TASK OBJECTIVE: Search the records below for the word "исследования" and show every line where it occurs.

DATA ENTRIES:
==========
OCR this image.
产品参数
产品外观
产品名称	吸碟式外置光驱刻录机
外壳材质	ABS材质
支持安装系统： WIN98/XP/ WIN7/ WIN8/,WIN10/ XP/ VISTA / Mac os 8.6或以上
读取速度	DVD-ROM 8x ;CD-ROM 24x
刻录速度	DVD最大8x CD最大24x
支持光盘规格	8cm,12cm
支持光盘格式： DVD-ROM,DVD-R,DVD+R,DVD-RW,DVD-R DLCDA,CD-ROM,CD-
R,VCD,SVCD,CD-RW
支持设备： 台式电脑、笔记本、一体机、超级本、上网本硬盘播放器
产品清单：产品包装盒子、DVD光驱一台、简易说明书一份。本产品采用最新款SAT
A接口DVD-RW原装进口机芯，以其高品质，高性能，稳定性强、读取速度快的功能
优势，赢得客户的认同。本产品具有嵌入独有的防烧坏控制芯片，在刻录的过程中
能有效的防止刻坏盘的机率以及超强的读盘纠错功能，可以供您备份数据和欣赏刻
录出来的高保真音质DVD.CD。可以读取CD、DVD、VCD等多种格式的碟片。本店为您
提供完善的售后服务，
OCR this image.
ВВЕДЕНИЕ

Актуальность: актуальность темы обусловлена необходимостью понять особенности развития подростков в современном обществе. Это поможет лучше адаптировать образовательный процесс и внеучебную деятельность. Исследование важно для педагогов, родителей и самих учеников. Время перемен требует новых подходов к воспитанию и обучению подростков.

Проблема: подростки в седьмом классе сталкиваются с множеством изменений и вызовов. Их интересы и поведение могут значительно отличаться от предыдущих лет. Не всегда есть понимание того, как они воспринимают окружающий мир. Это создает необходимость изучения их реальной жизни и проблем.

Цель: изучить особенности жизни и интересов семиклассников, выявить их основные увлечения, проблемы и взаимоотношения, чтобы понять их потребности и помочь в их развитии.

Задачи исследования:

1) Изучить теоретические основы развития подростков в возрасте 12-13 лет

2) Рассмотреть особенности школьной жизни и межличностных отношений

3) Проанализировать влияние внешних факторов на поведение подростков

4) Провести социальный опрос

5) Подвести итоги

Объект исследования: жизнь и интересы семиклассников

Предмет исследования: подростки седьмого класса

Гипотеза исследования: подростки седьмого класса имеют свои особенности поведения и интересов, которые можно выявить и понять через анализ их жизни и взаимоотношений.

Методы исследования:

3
==========
EXERCISE OUTPUT:
Задачи исследования:
Объект исследования: жизнь и интересы семиклассников
Предмет исследования: подростки седьмого класса
Гипотеза исследования: подростки седьмого класса имеют свои особенности поведения и интересов, которые можно выявить и понять через анализ их жизни и взаимоотношений.
Методы исследования:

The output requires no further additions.